Set exercise
Write out all the data again, exactly as it stands.

--- START Dataset extract ---

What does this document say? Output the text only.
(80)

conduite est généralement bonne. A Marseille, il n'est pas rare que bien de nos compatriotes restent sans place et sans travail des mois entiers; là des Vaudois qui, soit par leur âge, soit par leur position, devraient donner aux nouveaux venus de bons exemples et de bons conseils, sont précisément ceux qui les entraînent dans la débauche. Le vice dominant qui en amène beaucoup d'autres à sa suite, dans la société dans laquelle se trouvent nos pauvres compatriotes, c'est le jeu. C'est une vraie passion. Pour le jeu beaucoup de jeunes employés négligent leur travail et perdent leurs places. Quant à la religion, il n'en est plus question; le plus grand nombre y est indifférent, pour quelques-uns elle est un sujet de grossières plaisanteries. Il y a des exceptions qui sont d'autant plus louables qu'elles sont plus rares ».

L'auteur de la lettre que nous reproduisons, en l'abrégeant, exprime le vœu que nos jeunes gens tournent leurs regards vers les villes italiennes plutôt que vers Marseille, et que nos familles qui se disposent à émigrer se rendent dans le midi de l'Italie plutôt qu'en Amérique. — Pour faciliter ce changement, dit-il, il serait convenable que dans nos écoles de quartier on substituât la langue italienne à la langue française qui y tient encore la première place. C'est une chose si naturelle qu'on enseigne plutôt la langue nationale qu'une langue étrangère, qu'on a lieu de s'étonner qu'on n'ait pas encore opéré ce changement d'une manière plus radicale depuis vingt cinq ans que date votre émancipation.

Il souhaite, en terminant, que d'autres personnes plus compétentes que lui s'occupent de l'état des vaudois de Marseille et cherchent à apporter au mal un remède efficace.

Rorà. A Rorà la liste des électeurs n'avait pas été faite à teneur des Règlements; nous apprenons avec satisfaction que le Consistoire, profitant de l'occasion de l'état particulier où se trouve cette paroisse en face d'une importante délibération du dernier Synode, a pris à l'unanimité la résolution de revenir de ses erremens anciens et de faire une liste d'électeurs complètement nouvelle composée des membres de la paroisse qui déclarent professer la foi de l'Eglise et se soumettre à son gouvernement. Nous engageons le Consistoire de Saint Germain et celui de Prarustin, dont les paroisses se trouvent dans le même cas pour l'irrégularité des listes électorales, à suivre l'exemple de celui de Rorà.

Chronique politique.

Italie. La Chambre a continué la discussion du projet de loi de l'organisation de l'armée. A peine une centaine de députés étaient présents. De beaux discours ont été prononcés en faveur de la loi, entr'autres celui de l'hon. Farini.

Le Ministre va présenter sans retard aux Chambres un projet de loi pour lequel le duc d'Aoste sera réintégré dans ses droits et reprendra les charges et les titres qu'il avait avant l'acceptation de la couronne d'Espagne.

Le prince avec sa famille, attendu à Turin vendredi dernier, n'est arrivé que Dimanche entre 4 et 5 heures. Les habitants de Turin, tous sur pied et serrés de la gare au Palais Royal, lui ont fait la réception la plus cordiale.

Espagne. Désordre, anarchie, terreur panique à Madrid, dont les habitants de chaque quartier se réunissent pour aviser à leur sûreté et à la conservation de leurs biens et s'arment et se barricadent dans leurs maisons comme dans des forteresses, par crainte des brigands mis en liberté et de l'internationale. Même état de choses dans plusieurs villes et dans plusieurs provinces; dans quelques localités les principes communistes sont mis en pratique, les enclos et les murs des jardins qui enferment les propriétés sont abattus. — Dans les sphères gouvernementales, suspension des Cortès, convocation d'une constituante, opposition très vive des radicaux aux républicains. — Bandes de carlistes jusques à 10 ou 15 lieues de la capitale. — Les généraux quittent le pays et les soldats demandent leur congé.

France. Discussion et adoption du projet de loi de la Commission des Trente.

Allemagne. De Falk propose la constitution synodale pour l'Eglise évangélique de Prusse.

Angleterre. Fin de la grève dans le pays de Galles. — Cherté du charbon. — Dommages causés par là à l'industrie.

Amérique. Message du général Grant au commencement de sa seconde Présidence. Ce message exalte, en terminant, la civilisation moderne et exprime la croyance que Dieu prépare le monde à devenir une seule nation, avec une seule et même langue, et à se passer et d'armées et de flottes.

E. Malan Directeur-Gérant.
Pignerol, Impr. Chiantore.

--- END Dataset extract ---

Exercise result
What does this document say? Output the text only.
(80)

conduite est généralement bonne. A Marseille, il n'est pas rare que bien de nos compatriotes restent sans place et sans travail des mois entiers; là des Vaudois qui, soit par leur âge, soit par leur position, devraient donner aux nouveaux venus de bons exemples et de bons conseils, sont précisément ceux qui les entraînent dans la débauche. Le vice dominant qui en amène beaucoup d'autres à sa suite, dans la société dans laquelle se trouvent nos pauvres compatriotes, c'est le jeu. C'est une vraie passion. Pour le jeu beaucoup de jeunes employés négligent leur travail et perdent leurs places. Quant à la religion, il n'en est plus question; le plus grand nombre y est indifférent, pour quelques-uns elle est un sujet de grossières plaisanteries. Il y a des exceptions qui sont d'autant plus louables qu'elles sont plus rares ».

L'auteur de la lettre que nous reproduisons, en l'abrégeant, exprime le vœu que nos jeunes gens tournent leurs regards vers les villes italiennes plutôt que vers Marseille, et que nos familles qui se disposent à émigrer se rendent dans le midi de l'Italie plutôt qu'en Amérique. — Pour faciliter ce changement, dit-il, il serait convenable que dans nos écoles de quartier on substituât la langue italienne à la langue française qui y tient encore la première place. C'est une chose si naturelle qu'on enseigne plutôt la langue nationale qu'une langue étrangère, qu'on a lieu de s'étonner qu'on n'ait pas encore opéré ce changement d'une manière plus radicale depuis vingt cinq ans que date votre émancipation.

Il souhaite, en terminant, que d'autres personnes plus compétentes que lui s'occupent de l'état des vaudois de Marseille et cherchent à apporter au mal un remède efficace.

Rorà. A Rorà la liste des électeurs n'avait pas été faite à teneur des Règlements; nous apprenons avec satisfaction que le Consistoire, profitant de l'occasion de l'état particulier où se trouve cette paroisse en face d'une importante délibération du dernier Synode, a pris à l'unanimité la résolution de revenir de ses erremens anciens et de faire une liste d'électeurs complètement nouvelle composée des membres de la paroisse qui déclarent professer la foi de l'Eglise et se soumettre à son gouvernement. Nous engageons le Consistoire de Saint Germain et celui de Prarustin, dont les paroisses se trouvent dans le même cas pour l'irrégularité des listes électorales, à suivre l'exemple de celui de Rorà.

Chronique politique.

Italie. La Chambre a continué la discussion du projet de loi de l'organisation de l'armée. A peine une centaine de députés étaient présents. De beaux discours ont été prononcés en faveur de la loi, entr'autres celui de l'hon. Farini.

Le Ministre va présenter sans retard aux Chambres un projet de loi pour lequel le duc d'Aoste sera réintégré dans ses droits et reprendra les charges et les titres qu'il avait avant l'acceptation de la couronne d'Espagne.

Le prince avec sa famille, attendu à Turin vendredi dernier, n'est arrivé que Dimanche entre 4 et 5 heures. Les habitants de Turin, tous sur pied et serrés de la gare au Palais Royal, lui ont fait la réception la plus cordiale.

Espagne. Désordre, anarchie, terreur panique à Madrid, dont les habitants de chaque quartier se réunissent pour aviser à leur sûreté et à la conservation de leurs biens et s'arment et se barricadent dans leurs maisons comme dans des forteresses, par crainte des brigands mis en liberté et de l'internationale. Même état de choses dans plusieurs villes et dans plusieurs provinces; dans quelques localités les principes communistes sont mis en pratique, les enclos et les murs des jardins qui enferment les propriétés sont abattus. — Dans les sphères gouvernementales, suspension des Cortès, convocation d'une constituante, opposition très vive des radicaux aux républicains. — Bandes de carlistes jusques à 10 ou 15 lieues de la capitale. — Les généraux quittent le pays et les soldats demandent leur congé.

France. Discussion et adoption du projet de loi de la Commission des Trente.

Allemagne. De Falk propose la constitution synodale pour l'Eglise évangélique de Prusse.

Angleterre. Fin de la grève dans le pays de Galles. — Cherté du charbon. — Dommages causés par là à l'industrie.

Amérique. Message du général Grant au commencement de sa seconde Présidence. Ce message exalte, en terminant, la civilisation moderne et exprime la croyance que Dieu prépare le monde à devenir une seule nation, avec une seule et même langue, et à se passer et d'armées et de flottes.

E. Malan Directeur-Gérant.
Pignerol, Impr. Chiantore.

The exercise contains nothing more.